§ **Material to process**:
* * * *
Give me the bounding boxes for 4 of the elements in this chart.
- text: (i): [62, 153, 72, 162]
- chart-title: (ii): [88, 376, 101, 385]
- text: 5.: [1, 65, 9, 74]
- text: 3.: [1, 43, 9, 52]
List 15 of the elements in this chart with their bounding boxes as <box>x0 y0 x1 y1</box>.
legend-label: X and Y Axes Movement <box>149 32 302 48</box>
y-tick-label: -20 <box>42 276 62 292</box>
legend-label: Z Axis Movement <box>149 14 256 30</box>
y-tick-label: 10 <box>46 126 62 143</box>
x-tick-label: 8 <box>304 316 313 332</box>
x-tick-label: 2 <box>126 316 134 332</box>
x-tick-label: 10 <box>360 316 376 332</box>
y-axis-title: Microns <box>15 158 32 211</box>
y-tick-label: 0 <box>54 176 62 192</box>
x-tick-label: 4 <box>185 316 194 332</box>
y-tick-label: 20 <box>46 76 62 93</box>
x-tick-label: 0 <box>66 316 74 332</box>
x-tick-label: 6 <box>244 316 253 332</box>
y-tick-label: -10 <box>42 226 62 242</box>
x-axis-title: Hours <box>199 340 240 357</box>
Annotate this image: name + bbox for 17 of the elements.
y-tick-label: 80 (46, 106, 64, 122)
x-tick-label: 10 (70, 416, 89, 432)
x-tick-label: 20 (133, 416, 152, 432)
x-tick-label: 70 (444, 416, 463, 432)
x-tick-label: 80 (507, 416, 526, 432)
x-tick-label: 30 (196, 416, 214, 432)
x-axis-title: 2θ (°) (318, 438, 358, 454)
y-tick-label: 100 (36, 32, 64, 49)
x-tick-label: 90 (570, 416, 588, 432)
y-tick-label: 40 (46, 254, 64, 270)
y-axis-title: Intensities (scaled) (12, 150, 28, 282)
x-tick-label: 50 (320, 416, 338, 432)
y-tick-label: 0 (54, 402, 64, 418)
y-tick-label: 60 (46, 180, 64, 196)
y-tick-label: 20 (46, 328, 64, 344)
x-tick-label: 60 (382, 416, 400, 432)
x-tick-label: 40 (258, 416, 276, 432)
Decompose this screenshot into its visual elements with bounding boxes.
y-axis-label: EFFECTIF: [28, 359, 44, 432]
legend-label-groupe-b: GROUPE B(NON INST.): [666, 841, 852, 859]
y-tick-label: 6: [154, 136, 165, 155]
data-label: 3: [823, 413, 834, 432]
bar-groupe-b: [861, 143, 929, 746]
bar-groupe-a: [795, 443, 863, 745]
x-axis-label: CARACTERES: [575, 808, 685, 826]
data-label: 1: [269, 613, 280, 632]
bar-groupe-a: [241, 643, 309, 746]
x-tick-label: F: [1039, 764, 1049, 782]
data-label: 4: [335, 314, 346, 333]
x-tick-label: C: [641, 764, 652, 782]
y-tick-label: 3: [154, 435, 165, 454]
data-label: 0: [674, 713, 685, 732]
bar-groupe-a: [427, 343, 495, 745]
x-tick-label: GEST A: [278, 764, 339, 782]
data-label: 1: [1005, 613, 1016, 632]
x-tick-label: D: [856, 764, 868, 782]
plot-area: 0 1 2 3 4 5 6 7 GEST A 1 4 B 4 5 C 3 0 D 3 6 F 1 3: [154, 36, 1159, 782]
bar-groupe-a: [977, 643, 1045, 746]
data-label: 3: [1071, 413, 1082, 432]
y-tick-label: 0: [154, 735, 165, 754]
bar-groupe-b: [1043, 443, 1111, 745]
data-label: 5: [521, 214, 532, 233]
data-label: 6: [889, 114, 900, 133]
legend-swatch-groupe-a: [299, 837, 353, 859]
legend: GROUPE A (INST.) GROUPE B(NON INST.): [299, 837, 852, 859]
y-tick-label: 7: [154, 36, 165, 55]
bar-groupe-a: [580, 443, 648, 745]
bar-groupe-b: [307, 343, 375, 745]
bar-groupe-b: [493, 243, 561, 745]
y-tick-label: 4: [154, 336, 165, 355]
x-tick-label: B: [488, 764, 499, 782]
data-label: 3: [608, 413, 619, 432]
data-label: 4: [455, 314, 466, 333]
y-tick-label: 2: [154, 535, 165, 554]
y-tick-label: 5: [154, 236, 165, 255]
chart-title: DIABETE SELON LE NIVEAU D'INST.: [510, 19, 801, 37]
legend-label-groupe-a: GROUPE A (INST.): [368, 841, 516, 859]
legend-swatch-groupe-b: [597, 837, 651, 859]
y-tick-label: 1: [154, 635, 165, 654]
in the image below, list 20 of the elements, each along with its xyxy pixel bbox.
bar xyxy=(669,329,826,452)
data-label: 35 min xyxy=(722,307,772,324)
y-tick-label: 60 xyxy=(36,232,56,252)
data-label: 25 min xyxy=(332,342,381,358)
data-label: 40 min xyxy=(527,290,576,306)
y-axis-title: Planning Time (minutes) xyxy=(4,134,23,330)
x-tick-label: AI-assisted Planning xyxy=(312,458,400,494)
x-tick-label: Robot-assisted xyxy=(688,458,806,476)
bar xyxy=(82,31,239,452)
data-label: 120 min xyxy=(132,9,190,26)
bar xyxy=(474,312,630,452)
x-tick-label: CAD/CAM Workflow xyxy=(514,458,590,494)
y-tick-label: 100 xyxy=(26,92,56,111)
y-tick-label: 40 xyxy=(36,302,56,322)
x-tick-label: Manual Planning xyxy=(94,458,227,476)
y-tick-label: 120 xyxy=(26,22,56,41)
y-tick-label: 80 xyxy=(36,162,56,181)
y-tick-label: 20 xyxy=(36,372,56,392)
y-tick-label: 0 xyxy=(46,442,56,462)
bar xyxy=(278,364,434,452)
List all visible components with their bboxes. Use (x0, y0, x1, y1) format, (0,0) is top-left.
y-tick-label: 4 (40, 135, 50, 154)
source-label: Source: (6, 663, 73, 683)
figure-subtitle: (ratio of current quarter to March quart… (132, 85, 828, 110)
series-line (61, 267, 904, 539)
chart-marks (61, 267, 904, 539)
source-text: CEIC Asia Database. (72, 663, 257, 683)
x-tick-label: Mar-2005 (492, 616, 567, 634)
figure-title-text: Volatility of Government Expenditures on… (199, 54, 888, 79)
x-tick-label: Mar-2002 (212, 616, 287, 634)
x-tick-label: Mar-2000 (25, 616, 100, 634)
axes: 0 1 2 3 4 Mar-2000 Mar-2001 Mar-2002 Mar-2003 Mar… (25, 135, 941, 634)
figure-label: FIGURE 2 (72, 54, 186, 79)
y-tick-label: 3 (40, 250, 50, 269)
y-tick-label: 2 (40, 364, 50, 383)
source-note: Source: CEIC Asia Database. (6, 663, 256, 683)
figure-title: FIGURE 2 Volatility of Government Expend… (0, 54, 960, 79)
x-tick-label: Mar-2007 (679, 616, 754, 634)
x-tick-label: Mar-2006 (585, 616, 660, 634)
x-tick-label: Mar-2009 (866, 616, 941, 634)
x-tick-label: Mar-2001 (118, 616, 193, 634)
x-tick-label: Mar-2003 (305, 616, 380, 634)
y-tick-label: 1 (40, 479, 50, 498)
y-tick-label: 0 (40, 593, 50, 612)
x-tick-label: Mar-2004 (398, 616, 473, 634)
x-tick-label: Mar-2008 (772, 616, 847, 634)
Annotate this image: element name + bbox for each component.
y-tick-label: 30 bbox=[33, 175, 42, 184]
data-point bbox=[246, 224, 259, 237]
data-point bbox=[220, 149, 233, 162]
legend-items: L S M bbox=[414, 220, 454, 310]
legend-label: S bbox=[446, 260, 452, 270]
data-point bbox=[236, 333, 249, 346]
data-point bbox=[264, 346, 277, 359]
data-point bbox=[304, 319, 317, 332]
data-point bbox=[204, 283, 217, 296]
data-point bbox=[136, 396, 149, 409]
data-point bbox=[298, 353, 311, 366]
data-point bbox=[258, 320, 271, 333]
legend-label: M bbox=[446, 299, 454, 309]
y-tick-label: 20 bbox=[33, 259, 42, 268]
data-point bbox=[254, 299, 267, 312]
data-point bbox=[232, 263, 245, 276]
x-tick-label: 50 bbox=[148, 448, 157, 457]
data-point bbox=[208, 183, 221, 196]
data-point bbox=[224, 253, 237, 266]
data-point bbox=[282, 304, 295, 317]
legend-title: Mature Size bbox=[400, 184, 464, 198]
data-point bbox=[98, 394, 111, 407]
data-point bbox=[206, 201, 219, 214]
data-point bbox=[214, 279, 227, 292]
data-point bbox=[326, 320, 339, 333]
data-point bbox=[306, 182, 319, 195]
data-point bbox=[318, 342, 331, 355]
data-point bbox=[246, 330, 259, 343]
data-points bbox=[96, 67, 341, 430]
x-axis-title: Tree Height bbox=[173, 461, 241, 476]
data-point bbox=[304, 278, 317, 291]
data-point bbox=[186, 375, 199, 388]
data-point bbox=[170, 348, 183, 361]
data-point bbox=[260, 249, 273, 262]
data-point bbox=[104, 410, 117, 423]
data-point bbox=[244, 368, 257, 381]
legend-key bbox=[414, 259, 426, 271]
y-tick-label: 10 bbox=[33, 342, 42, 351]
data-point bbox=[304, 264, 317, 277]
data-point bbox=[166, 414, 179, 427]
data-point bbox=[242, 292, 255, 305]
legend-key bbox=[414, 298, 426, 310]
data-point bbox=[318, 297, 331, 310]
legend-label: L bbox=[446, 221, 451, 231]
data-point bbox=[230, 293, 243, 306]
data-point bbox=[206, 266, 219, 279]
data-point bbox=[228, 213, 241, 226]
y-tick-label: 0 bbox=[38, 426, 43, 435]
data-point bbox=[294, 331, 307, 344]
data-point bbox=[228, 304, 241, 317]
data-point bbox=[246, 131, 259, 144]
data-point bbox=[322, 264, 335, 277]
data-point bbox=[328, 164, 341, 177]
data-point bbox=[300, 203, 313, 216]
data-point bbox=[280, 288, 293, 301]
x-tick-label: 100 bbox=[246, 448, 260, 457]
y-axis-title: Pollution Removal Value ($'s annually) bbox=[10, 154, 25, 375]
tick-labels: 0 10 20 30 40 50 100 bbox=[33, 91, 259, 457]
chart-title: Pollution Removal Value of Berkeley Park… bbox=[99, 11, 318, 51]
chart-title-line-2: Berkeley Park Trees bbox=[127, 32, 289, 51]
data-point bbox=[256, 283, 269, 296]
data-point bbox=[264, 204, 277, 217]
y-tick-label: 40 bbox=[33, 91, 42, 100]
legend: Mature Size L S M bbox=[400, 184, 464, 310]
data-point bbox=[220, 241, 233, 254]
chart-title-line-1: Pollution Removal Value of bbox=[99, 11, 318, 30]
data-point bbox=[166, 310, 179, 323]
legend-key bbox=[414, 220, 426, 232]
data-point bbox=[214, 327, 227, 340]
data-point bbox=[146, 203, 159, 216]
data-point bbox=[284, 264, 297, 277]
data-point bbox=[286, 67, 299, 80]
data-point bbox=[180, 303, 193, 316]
* * * *
§ **Request**: Reproduce the items from the beginning up to and including the line containing "x-tick-label: 50 (320, 416, 338, 432)", substituting "Motion" for every occurrence of "Movement" and leaving all other text unaltered.

§ **Response to this exercise**:
Give me the bounding boxes for 4 of the elements in this chart.
- text: (i): [62, 153, 72, 162]
- chart-title: (ii): [88, 376, 101, 385]
- text: 5.: [1, 65, 9, 74]
- text: 3.: [1, 43, 9, 52]
List 15 of the elements in this chart with their bounding boxes as <box>x0 y0 x1 y1</box>.
legend-label: X and Y Axes Motion <box>149 32 302 48</box>
y-tick-label: -20 <box>42 276 62 292</box>
legend-label: Z Axis Motion <box>149 14 256 30</box>
y-tick-label: 10 <box>46 126 62 143</box>
x-tick-label: 8 <box>304 316 313 332</box>
x-tick-label: 2 <box>126 316 134 332</box>
x-tick-label: 10 <box>360 316 376 332</box>
y-axis-title: Microns <box>15 158 32 211</box>
y-tick-label: 0 <box>54 176 62 192</box>
x-tick-label: 4 <box>185 316 194 332</box>
y-tick-label: 20 <box>46 76 62 93</box>
x-tick-label: 0 <box>66 316 74 332</box>
x-tick-label: 6 <box>244 316 253 332</box>
y-tick-label: -10 <box>42 226 62 242</box>
x-axis-title: Hours <box>199 340 240 357</box>
Annotate this image: name + bbox for 17 of the elements.
y-tick-label: 80 (46, 106, 64, 122)
x-tick-label: 10 (70, 416, 89, 432)
x-tick-label: 20 (133, 416, 152, 432)
x-tick-label: 70 (444, 416, 463, 432)
x-tick-label: 80 (507, 416, 526, 432)
x-tick-label: 30 (196, 416, 214, 432)
x-axis-title: 2θ (°) (318, 438, 358, 454)
y-tick-label: 100 (36, 32, 64, 49)
x-tick-label: 90 (570, 416, 588, 432)
y-tick-label: 40 (46, 254, 64, 270)
y-axis-title: Intensities (scaled) (12, 150, 28, 282)
x-tick-label: 50 (320, 416, 338, 432)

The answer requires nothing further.